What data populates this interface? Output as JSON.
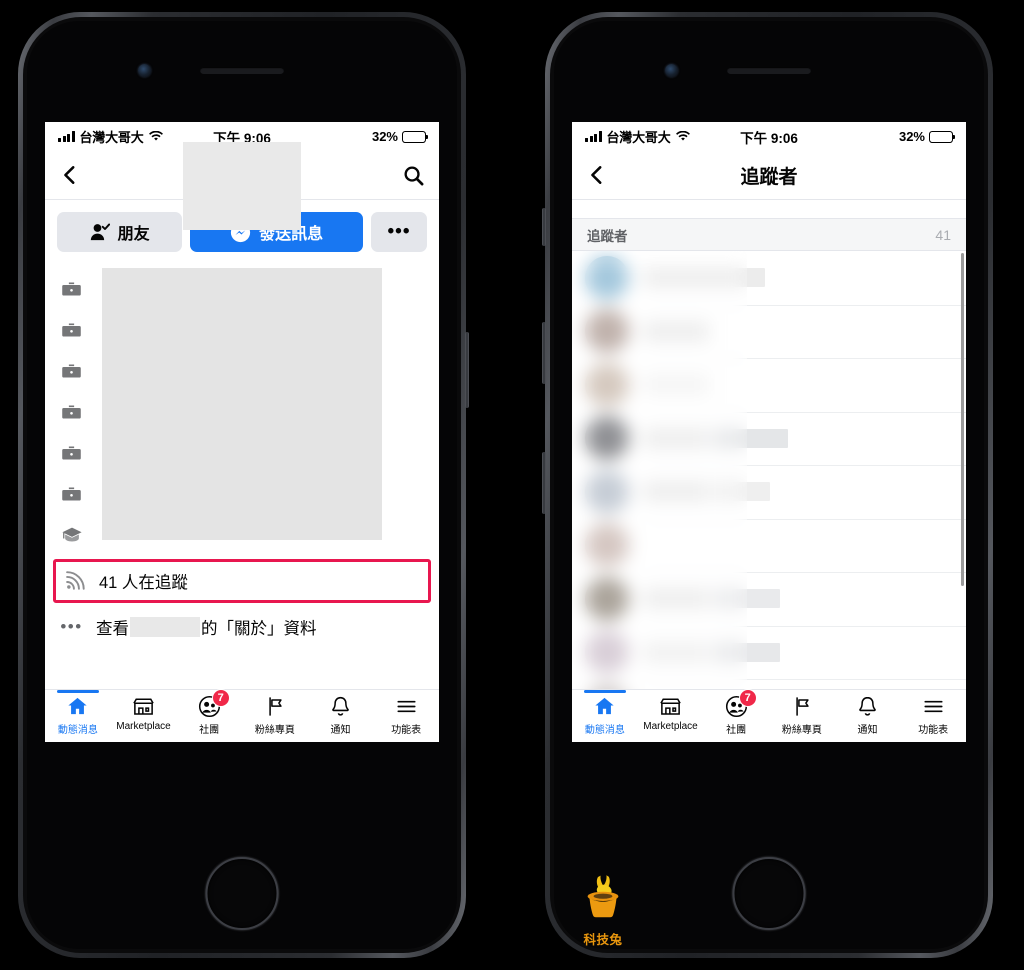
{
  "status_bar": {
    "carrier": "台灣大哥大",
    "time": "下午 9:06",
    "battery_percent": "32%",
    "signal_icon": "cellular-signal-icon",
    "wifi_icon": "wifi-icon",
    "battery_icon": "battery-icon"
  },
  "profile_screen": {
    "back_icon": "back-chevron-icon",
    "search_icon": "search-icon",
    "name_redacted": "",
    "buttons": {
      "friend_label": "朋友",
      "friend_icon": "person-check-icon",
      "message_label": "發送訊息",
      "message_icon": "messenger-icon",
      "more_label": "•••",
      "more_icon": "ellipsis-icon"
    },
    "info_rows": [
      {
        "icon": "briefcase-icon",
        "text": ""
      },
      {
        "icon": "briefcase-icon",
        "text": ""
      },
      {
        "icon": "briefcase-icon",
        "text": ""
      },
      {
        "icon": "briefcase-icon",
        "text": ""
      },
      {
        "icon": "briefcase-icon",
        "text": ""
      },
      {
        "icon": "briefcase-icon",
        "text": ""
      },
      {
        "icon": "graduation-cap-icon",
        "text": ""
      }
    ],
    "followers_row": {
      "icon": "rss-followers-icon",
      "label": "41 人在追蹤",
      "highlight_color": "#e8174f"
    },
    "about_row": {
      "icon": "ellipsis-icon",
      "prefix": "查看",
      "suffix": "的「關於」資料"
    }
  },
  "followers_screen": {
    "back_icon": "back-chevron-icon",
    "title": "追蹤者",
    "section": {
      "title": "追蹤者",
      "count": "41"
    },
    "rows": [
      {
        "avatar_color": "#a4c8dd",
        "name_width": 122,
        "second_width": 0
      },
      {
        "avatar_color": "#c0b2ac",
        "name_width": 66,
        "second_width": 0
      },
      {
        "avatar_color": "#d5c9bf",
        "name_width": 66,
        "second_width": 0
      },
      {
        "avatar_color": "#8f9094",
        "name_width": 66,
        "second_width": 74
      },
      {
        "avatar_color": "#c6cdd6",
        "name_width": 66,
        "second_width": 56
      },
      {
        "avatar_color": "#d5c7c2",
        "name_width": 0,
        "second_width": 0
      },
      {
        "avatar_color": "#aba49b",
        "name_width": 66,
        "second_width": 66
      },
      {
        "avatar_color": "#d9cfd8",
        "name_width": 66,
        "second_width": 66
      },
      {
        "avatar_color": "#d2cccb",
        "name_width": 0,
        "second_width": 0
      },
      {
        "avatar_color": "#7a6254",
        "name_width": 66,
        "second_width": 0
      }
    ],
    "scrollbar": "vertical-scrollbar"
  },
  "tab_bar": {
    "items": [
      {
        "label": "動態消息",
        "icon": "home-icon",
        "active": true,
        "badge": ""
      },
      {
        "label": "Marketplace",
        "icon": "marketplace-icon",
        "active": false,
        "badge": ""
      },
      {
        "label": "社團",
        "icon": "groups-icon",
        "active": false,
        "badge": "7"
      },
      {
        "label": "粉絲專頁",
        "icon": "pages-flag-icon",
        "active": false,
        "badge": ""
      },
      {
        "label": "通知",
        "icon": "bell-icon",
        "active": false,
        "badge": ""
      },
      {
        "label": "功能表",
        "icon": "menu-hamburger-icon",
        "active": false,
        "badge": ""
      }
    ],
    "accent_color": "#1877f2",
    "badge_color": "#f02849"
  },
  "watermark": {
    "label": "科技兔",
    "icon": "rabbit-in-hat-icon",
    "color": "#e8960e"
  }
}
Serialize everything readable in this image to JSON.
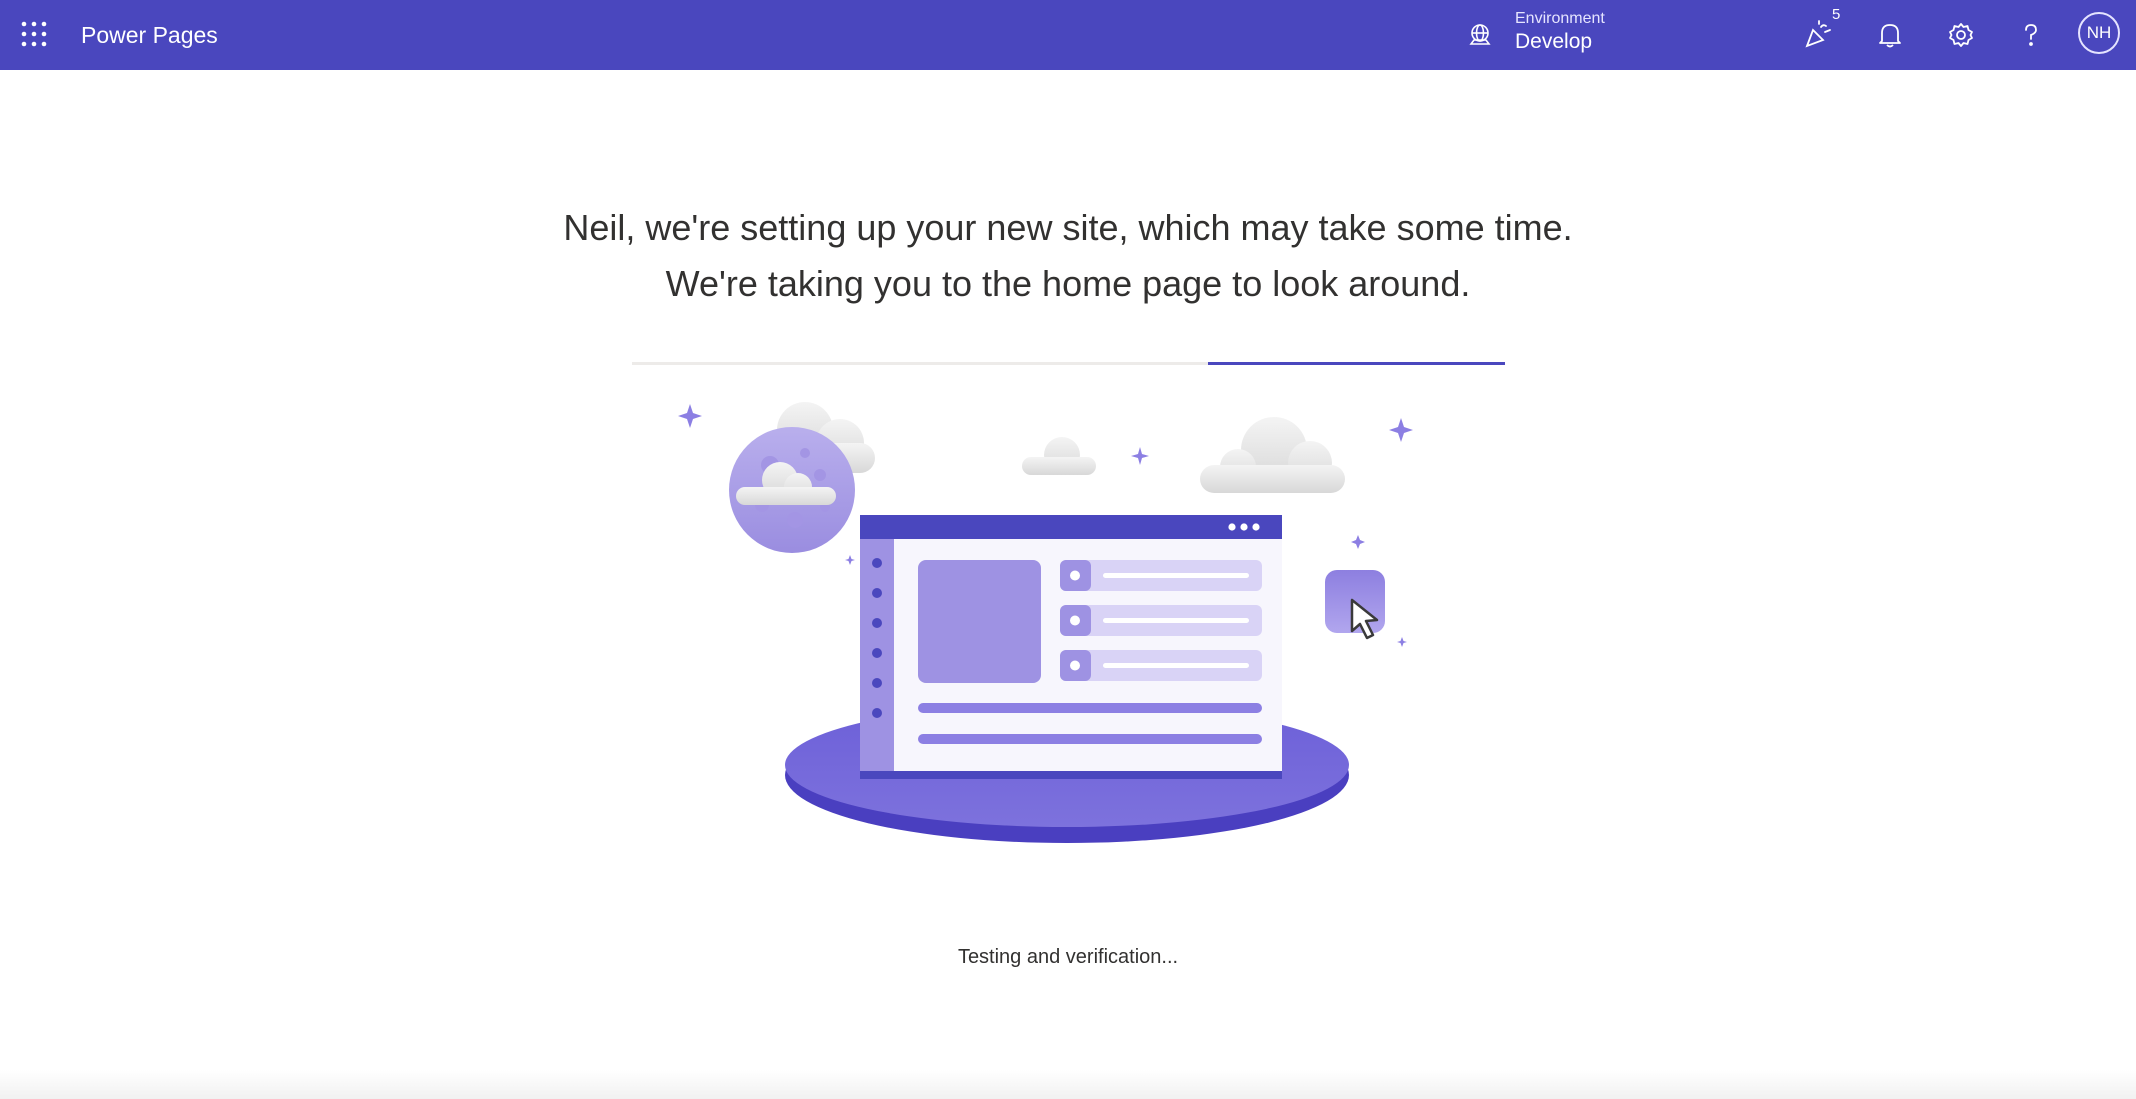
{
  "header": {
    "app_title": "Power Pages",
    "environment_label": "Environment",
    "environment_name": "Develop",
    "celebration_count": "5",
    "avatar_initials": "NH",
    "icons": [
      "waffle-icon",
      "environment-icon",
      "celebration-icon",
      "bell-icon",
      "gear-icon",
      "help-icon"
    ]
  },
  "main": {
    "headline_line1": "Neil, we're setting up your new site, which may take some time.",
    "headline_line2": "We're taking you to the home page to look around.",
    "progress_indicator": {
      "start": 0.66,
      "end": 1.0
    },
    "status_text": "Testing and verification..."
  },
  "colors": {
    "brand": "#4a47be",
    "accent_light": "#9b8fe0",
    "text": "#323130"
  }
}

▬▬▬▬▬▬

== WORK TO COMPLETE ==
Write out each entry exactly as given, but skip the pictures.

== FULL SOLUTION ==
What data populates this interface? Output as JSON.
{
  "status_bar": {
    "carrier": "台灣大哥大",
    "time": "下午 9:06",
    "battery_percent": "32%",
    "signal_icon": "cellular-signal-icon",
    "wifi_icon": "wifi-icon",
    "battery_icon": "battery-icon"
  },
  "profile_screen": {
    "back_icon": "back-chevron-icon",
    "search_icon": "search-icon",
    "name_redacted": "",
    "buttons": {
      "friend_label": "朋友",
      "friend_icon": "person-check-icon",
      "message_label": "發送訊息",
      "message_icon": "messenger-icon",
      "more_label": "•••",
      "more_icon": "ellipsis-icon"
    },
    "info_rows": [
      {
        "icon": "briefcase-icon",
        "text": ""
      },
      {
        "icon": "briefcase-icon",
        "text": ""
      },
      {
        "icon": "briefcase-icon",
        "text": ""
      },
      {
        "icon": "briefcase-icon",
        "text": ""
      },
      {
        "icon": "briefcase-icon",
        "text": ""
      },
      {
        "icon": "briefcase-icon",
        "text": ""
      },
      {
        "icon": "graduation-cap-icon",
        "text": ""
      }
    ],
    "followers_row": {
      "icon": "rss-followers-icon",
      "label": "41 人在追蹤",
      "highlight_color": "#e8174f"
    },
    "about_row": {
      "icon": "ellipsis-icon",
      "prefix": "查看",
      "suffix": "的「關於」資料"
    }
  },
  "followers_screen": {
    "back_icon": "back-chevron-icon",
    "title": "追蹤者",
    "section": {
      "title": "追蹤者",
      "count": "41"
    },
    "rows": [
      {
        "avatar_color": "#a4c8dd",
        "name_width": 122,
        "second_width": 0
      },
      {
        "avatar_color": "#c0b2ac",
        "name_width": 66,
        "second_width": 0
      },
      {
        "avatar_color": "#d5c9bf",
        "name_width": 66,
        "second_width": 0
      },
      {
        "avatar_color": "#8f9094",
        "name_width": 66,
        "second_width": 74
      },
      {
        "avatar_color": "#c6cdd6",
        "name_width": 66,
        "second_width": 56
      },
      {
        "avatar_color": "#d5c7c2",
        "name_width": 0,
        "second_width": 0
      },
      {
        "avatar_color": "#aba49b",
        "name_width": 66,
        "second_width": 66
      },
      {
        "avatar_color": "#d9cfd8",
        "name_width": 66,
        "second_width": 66
      },
      {
        "avatar_color": "#d2cccb",
        "name_width": 0,
        "second_width": 0
      },
      {
        "avatar_color": "#7a6254",
        "name_width": 66,
        "second_width": 0
      }
    ],
    "scrollbar": "vertical-scrollbar"
  },
  "tab_bar": {
    "items": [
      {
        "label": "動態消息",
        "icon": "home-icon",
        "active": true,
        "badge": ""
      },
      {
        "label": "Marketplace",
        "icon": "marketplace-icon",
        "active": false,
        "badge": ""
      },
      {
        "label": "社團",
        "icon": "groups-icon",
        "active": false,
        "badge": "7"
      },
      {
        "label": "粉絲專頁",
        "icon": "pages-flag-icon",
        "active": false,
        "badge": ""
      },
      {
        "label": "通知",
        "icon": "bell-icon",
        "active": false,
        "badge": ""
      },
      {
        "label": "功能表",
        "icon": "menu-hamburger-icon",
        "active": false,
        "badge": ""
      }
    ],
    "accent_color": "#1877f2",
    "badge_color": "#f02849"
  },
  "watermark": {
    "label": "科技兔",
    "icon": "rabbit-in-hat-icon",
    "color": "#e8960e"
  }
}
Serialize everything readable in this image to JSON.
{
  "header": {
    "app_title": "Power Pages",
    "environment_label": "Environment",
    "environment_name": "Develop",
    "celebration_count": "5",
    "avatar_initials": "NH",
    "icons": [
      "waffle-icon",
      "environment-icon",
      "celebration-icon",
      "bell-icon",
      "gear-icon",
      "help-icon"
    ]
  },
  "main": {
    "headline_line1": "Neil, we're setting up your new site, which may take some time.",
    "headline_line2": "We're taking you to the home page to look around.",
    "progress_indicator": {
      "start": 0.66,
      "end": 1.0
    },
    "status_text": "Testing and verification..."
  },
  "colors": {
    "brand": "#4a47be",
    "accent_light": "#9b8fe0",
    "text": "#323130"
  }
}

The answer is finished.